Each line containing the word "name" must be reported.

(Collected data)
* * * * * * * * *

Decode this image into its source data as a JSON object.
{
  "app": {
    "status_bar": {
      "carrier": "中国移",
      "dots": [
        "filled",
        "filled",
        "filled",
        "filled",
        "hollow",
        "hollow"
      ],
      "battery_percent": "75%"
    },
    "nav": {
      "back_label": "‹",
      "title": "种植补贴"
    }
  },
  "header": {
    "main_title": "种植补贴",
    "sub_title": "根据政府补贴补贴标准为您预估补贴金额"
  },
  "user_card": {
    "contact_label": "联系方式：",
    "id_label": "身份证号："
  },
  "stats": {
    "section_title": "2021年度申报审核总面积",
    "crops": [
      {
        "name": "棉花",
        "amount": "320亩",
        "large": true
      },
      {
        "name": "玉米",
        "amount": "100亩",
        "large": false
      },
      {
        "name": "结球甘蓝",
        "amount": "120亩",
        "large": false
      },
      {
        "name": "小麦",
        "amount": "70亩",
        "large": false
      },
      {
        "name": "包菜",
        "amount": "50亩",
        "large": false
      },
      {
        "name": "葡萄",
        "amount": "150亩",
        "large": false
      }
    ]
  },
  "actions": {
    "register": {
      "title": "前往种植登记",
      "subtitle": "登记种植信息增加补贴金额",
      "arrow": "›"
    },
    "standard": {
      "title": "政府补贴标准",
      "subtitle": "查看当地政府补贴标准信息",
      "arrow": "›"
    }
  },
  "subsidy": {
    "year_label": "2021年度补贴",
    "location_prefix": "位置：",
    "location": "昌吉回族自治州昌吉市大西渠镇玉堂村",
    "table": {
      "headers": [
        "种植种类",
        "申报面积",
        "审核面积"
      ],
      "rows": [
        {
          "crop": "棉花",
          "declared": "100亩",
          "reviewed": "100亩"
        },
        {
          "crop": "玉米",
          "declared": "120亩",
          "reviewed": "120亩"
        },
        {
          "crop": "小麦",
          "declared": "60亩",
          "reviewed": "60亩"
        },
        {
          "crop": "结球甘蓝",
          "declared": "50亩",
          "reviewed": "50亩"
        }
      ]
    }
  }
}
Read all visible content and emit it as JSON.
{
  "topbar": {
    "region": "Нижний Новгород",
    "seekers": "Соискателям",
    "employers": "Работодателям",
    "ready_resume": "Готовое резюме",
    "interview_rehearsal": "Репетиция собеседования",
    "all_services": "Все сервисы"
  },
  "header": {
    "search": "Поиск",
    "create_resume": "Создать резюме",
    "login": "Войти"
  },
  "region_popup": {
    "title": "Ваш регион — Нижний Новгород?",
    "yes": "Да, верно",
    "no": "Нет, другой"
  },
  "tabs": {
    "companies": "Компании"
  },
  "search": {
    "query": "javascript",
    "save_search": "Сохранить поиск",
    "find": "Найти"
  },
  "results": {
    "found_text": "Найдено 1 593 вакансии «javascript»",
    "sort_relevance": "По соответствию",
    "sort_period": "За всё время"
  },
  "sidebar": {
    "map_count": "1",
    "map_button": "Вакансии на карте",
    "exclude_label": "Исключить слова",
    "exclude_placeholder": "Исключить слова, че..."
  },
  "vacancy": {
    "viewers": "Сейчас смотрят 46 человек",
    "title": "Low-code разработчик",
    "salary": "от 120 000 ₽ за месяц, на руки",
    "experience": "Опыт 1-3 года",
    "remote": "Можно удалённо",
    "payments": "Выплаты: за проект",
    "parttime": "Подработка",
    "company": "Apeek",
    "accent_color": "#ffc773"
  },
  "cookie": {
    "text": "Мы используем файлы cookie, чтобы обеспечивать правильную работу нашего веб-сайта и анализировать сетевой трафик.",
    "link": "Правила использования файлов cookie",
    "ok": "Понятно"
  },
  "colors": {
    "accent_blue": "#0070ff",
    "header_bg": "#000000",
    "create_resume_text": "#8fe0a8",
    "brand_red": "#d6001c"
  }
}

* * * * * * * * *

» **Answer for this exercise**
        "name": "棉花",
        "name": "玉米",
        "name": "结球甘蓝",
        "name": "小麦",
        "name": "包菜",
        "name": "葡萄",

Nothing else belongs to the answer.